> [EXERCISE]:
Retype the records below word for word and omit any image.
:: MATERIAL PROVIDED
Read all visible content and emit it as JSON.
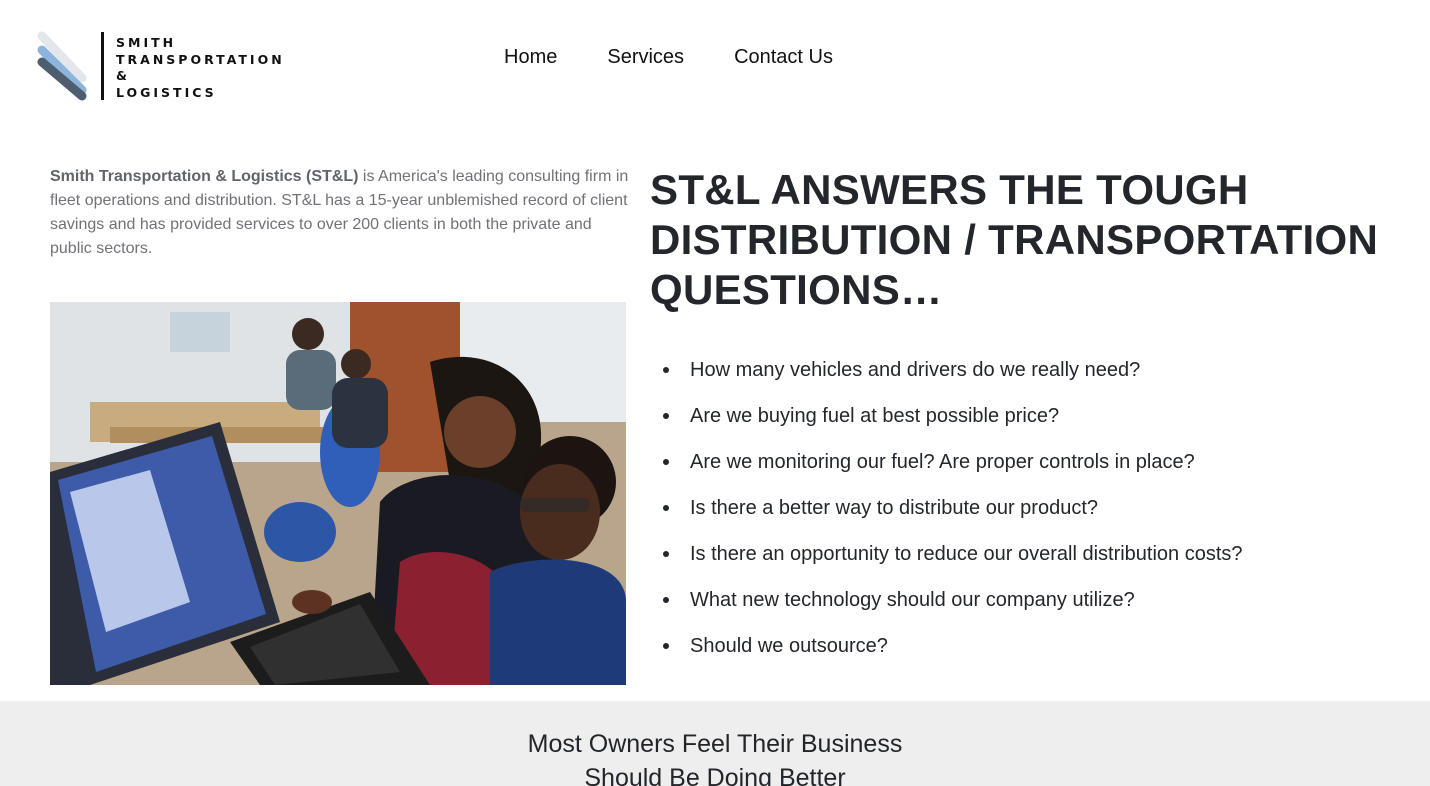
{
  "header": {
    "logo": {
      "lines": [
        "SMITH",
        "TRANSPORTATION",
        "&",
        "LOGISTICS"
      ],
      "mark_colors": [
        "#e3e6ea",
        "#8cb4dd",
        "#4e5e6e"
      ]
    },
    "nav": [
      {
        "label": "Home"
      },
      {
        "label": "Services"
      },
      {
        "label": "Contact Us"
      }
    ]
  },
  "intro": {
    "company_name": "Smith Transportation & Logistics (ST&L)",
    "text": " is America's leading consulting firm in fleet operations and distribution. ST&L has a 15-year unblemished record of client savings and has provided services to over 200 clients in both the private and public sectors."
  },
  "photo": {
    "subject": "two-people-working-at-laptop-photo"
  },
  "main": {
    "headline": "ST&L ANSWERS THE TOUGH DISTRIBUTION / TRANSPORTATION QUESTIONS…",
    "questions": [
      "How many vehicles and drivers do we really need?",
      "Are we buying fuel at best possible price?",
      "Are we monitoring our fuel? Are proper controls in place?",
      "Is there a better way to distribute our product?",
      "Is there an opportunity to reduce our overall distribution costs?",
      "What new technology should our company utilize?",
      "Should we outsource?"
    ]
  },
  "band": {
    "line1": "Most Owners Feel Their Business",
    "line2": "Should Be Doing Better"
  }
}
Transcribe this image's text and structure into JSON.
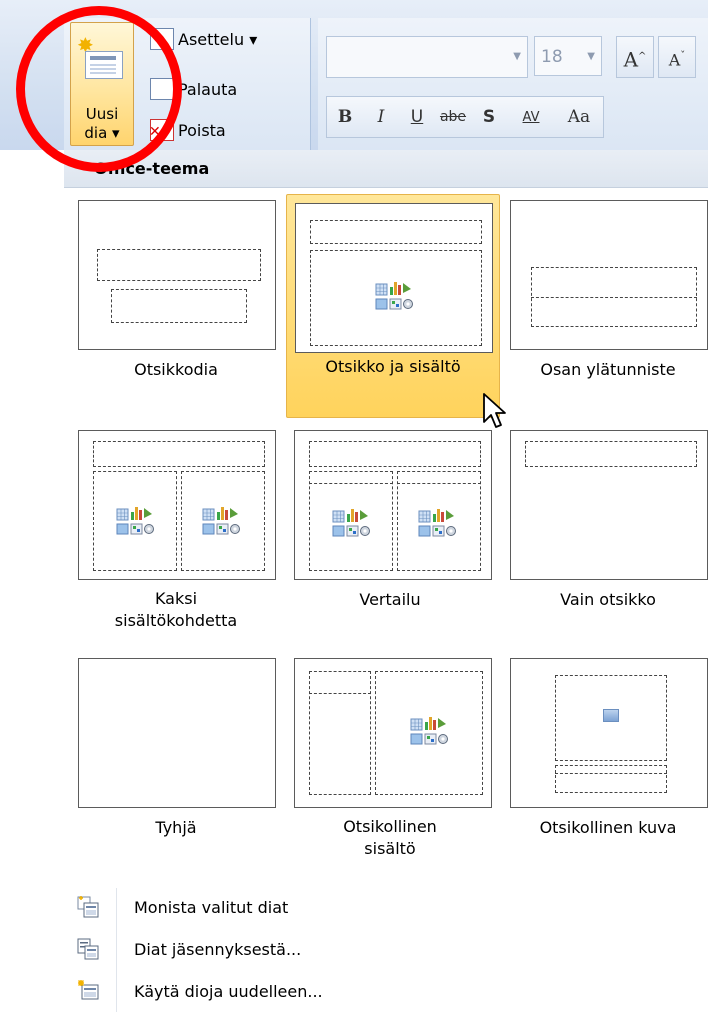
{
  "ribbon": {
    "new_slide": {
      "line1": "Uusi",
      "line2": "dia ▾"
    },
    "layout_label": "Asettelu ▾",
    "reset_label": "Palauta",
    "delete_label": "Poista",
    "font_size": "18",
    "grow_font": "A",
    "shrink_font": "A",
    "bold": "B",
    "italic": "I",
    "underline": "U",
    "strikethrough": "abe",
    "shadow": "S",
    "spacing": "AV",
    "case": "Aa"
  },
  "gallery": {
    "header": "Office-teema",
    "layouts": [
      {
        "label": "Otsikkodia"
      },
      {
        "label": "Otsikko ja sisältö"
      },
      {
        "label": "Osan ylätunniste"
      },
      {
        "label_line1": "Kaksi",
        "label_line2": "sisältökohdetta"
      },
      {
        "label": "Vertailu"
      },
      {
        "label": "Vain otsikko"
      },
      {
        "label": "Tyhjä"
      },
      {
        "label_line1": "Otsikollinen",
        "label_line2": "sisältö"
      },
      {
        "label": "Otsikollinen kuva"
      }
    ],
    "selected_index": 1
  },
  "menu": {
    "items": [
      {
        "label": "Monista valitut diat",
        "icon": "duplicate-slides-icon"
      },
      {
        "label": "Diat jäsennyksestä...",
        "icon": "slides-from-outline-icon"
      },
      {
        "label": "Käytä dioja uudelleen...",
        "icon": "reuse-slides-icon"
      }
    ]
  },
  "colors": {
    "highlight": "#ffd35c",
    "annotation_ring": "#ff0000"
  }
}
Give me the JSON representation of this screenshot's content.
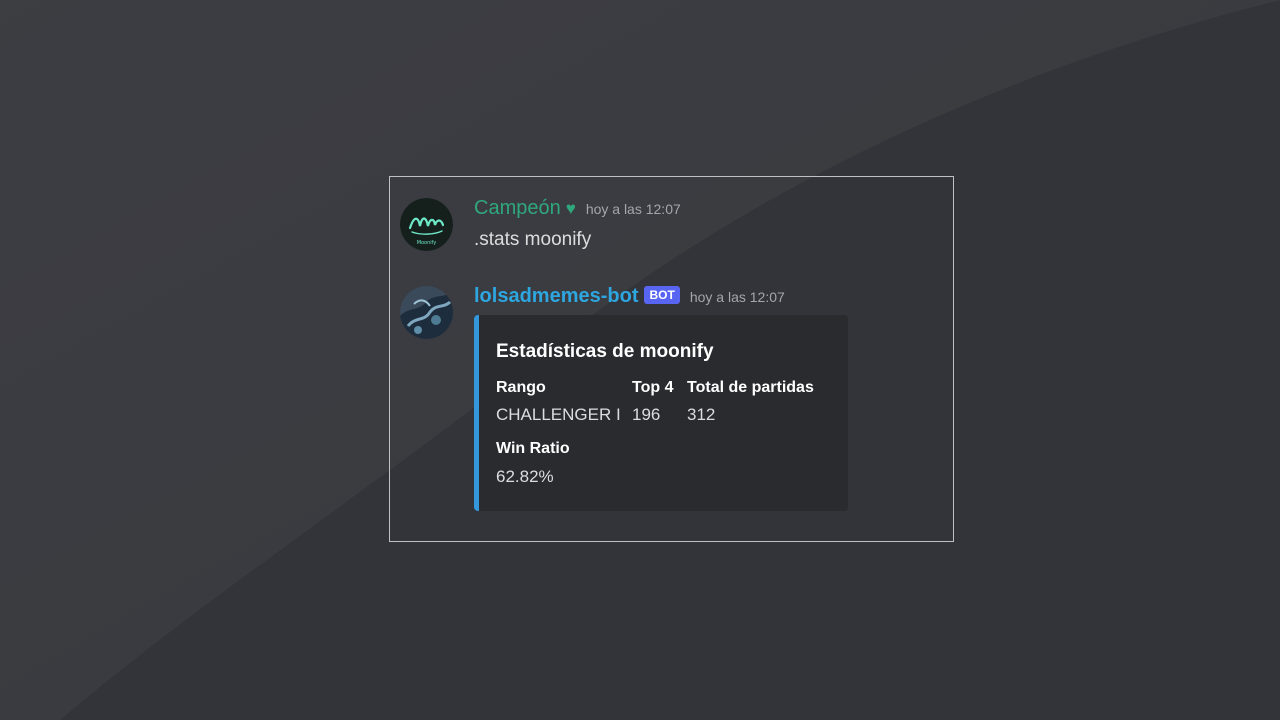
{
  "background": {
    "base_color": "#333439",
    "highlight_color": "#46474c"
  },
  "messages": [
    {
      "username": "Campeón",
      "username_color": "#2fa87d",
      "suffix_icon": "heart-icon",
      "suffix_glyph": "♥",
      "timestamp": "hoy a las 12:07",
      "text": ".stats moonify",
      "avatar_text": "Moonify"
    },
    {
      "username": "lolsadmemes-bot",
      "username_color": "#2ea6e0",
      "bot_tag": "BOT",
      "timestamp": "hoy a las 12:07",
      "embed": {
        "accent_color": "#3497db",
        "title": "Estadísticas de moonify",
        "fields": [
          {
            "name": "Rango",
            "value": "CHALLENGER I"
          },
          {
            "name": "Top 4",
            "value": "196"
          },
          {
            "name": "Total de partidas",
            "value": "312"
          },
          {
            "name": "Win Ratio",
            "value": "62.82%"
          }
        ]
      }
    }
  ]
}
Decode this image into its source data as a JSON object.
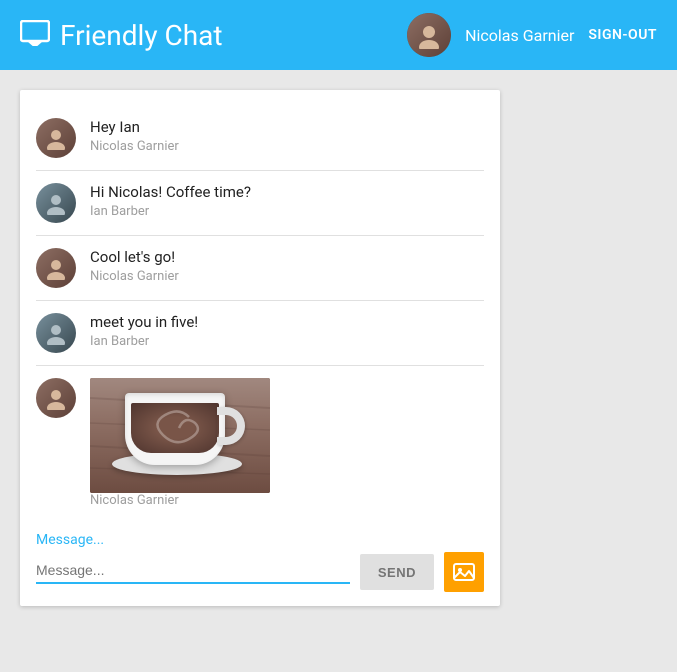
{
  "header": {
    "title": "Friendly Chat",
    "logo_icon": "💬",
    "user": {
      "name": "Nicolas Garnier"
    },
    "signout_label": "SIGN-OUT"
  },
  "chat": {
    "messages": [
      {
        "id": 1,
        "text": "Hey Ian",
        "sender": "Nicolas Garnier",
        "avatar_type": "nicolas",
        "has_image": false
      },
      {
        "id": 2,
        "text": "Hi Nicolas! Coffee time?",
        "sender": "Ian Barber",
        "avatar_type": "ian",
        "has_image": false
      },
      {
        "id": 3,
        "text": "Cool let's go!",
        "sender": "Nicolas Garnier",
        "avatar_type": "nicolas",
        "has_image": false
      },
      {
        "id": 4,
        "text": "meet you in five!",
        "sender": "Ian Barber",
        "avatar_type": "ian",
        "has_image": false
      },
      {
        "id": 5,
        "text": "",
        "sender": "Nicolas Garnier",
        "avatar_type": "nicolas",
        "has_image": true
      }
    ],
    "input": {
      "placeholder": "Message...",
      "send_label": "SEND"
    }
  }
}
::::
> [THE RESPONSE]:
Read all visible content and emit it as JSON.
{
  "header": {
    "logo": {
      "lines": [
        "SMITH",
        "TRANSPORTATION",
        "&",
        "LOGISTICS"
      ],
      "mark_colors": [
        "#e3e6ea",
        "#8cb4dd",
        "#4e5e6e"
      ]
    },
    "nav": [
      {
        "label": "Home"
      },
      {
        "label": "Services"
      },
      {
        "label": "Contact Us"
      }
    ]
  },
  "intro": {
    "company_name": "Smith Transportation & Logistics (ST&L)",
    "text": " is America's leading consulting firm in fleet operations and distribution. ST&L has a 15-year unblemished record of client savings and has provided services to over 200 clients in both the private and public sectors."
  },
  "photo": {
    "subject": "two-people-working-at-laptop-photo"
  },
  "main": {
    "headline": "ST&L ANSWERS THE TOUGH DISTRIBUTION / TRANSPORTATION QUESTIONS…",
    "questions": [
      "How many vehicles and drivers do we really need?",
      "Are we buying fuel at best possible price?",
      "Are we monitoring our fuel? Are proper controls in place?",
      "Is there a better way to distribute our product?",
      "Is there an opportunity to reduce our overall distribution costs?",
      "What new technology should our company utilize?",
      "Should we outsource?"
    ]
  },
  "band": {
    "line1": "Most Owners Feel Their Business",
    "line2": "Should Be Doing Better"
  }
}
Transcribe this image's text and structure into JSON.
{
  "ribbon": {
    "new_slide": {
      "line1": "Uusi",
      "line2": "dia ▾"
    },
    "layout_label": "Asettelu ▾",
    "reset_label": "Palauta",
    "delete_label": "Poista",
    "font_size": "18",
    "grow_font": "A",
    "shrink_font": "A",
    "bold": "B",
    "italic": "I",
    "underline": "U",
    "strikethrough": "abe",
    "shadow": "S",
    "spacing": "AV",
    "case": "Aa"
  },
  "gallery": {
    "header": "Office-teema",
    "layouts": [
      {
        "label": "Otsikkodia"
      },
      {
        "label": "Otsikko ja sisältö"
      },
      {
        "label": "Osan ylätunniste"
      },
      {
        "label_line1": "Kaksi",
        "label_line2": "sisältökohdetta"
      },
      {
        "label": "Vertailu"
      },
      {
        "label": "Vain otsikko"
      },
      {
        "label": "Tyhjä"
      },
      {
        "label_line1": "Otsikollinen",
        "label_line2": "sisältö"
      },
      {
        "label": "Otsikollinen kuva"
      }
    ],
    "selected_index": 1
  },
  "menu": {
    "items": [
      {
        "label": "Monista valitut diat",
        "icon": "duplicate-slides-icon"
      },
      {
        "label": "Diat jäsennyksestä...",
        "icon": "slides-from-outline-icon"
      },
      {
        "label": "Käytä dioja uudelleen...",
        "icon": "reuse-slides-icon"
      }
    ]
  },
  "colors": {
    "highlight": "#ffd35c",
    "annotation_ring": "#ff0000"
  }
}
Give me the JSON representation of this screenshot's content.
{
  "background": {
    "base_color": "#333439",
    "highlight_color": "#46474c"
  },
  "messages": [
    {
      "username": "Campeón",
      "username_color": "#2fa87d",
      "suffix_icon": "heart-icon",
      "suffix_glyph": "♥",
      "timestamp": "hoy a las 12:07",
      "text": ".stats moonify",
      "avatar_text": "Moonify"
    },
    {
      "username": "lolsadmemes-bot",
      "username_color": "#2ea6e0",
      "bot_tag": "BOT",
      "timestamp": "hoy a las 12:07",
      "embed": {
        "accent_color": "#3497db",
        "title": "Estadísticas de moonify",
        "fields": [
          {
            "name": "Rango",
            "value": "CHALLENGER I"
          },
          {
            "name": "Top 4",
            "value": "196"
          },
          {
            "name": "Total de partidas",
            "value": "312"
          },
          {
            "name": "Win Ratio",
            "value": "62.82%"
          }
        ]
      }
    }
  ]
}
Decode this image into its source data as a JSON object.
{
  "header": {
    "title": "Friendly Chat",
    "logo_icon": "💬",
    "user": {
      "name": "Nicolas Garnier"
    },
    "signout_label": "SIGN-OUT"
  },
  "chat": {
    "messages": [
      {
        "id": 1,
        "text": "Hey Ian",
        "sender": "Nicolas Garnier",
        "avatar_type": "nicolas",
        "has_image": false
      },
      {
        "id": 2,
        "text": "Hi Nicolas! Coffee time?",
        "sender": "Ian Barber",
        "avatar_type": "ian",
        "has_image": false
      },
      {
        "id": 3,
        "text": "Cool let's go!",
        "sender": "Nicolas Garnier",
        "avatar_type": "nicolas",
        "has_image": false
      },
      {
        "id": 4,
        "text": "meet you in five!",
        "sender": "Ian Barber",
        "avatar_type": "ian",
        "has_image": false
      },
      {
        "id": 5,
        "text": "",
        "sender": "Nicolas Garnier",
        "avatar_type": "nicolas",
        "has_image": true
      }
    ],
    "input": {
      "placeholder": "Message...",
      "send_label": "SEND"
    }
  }
}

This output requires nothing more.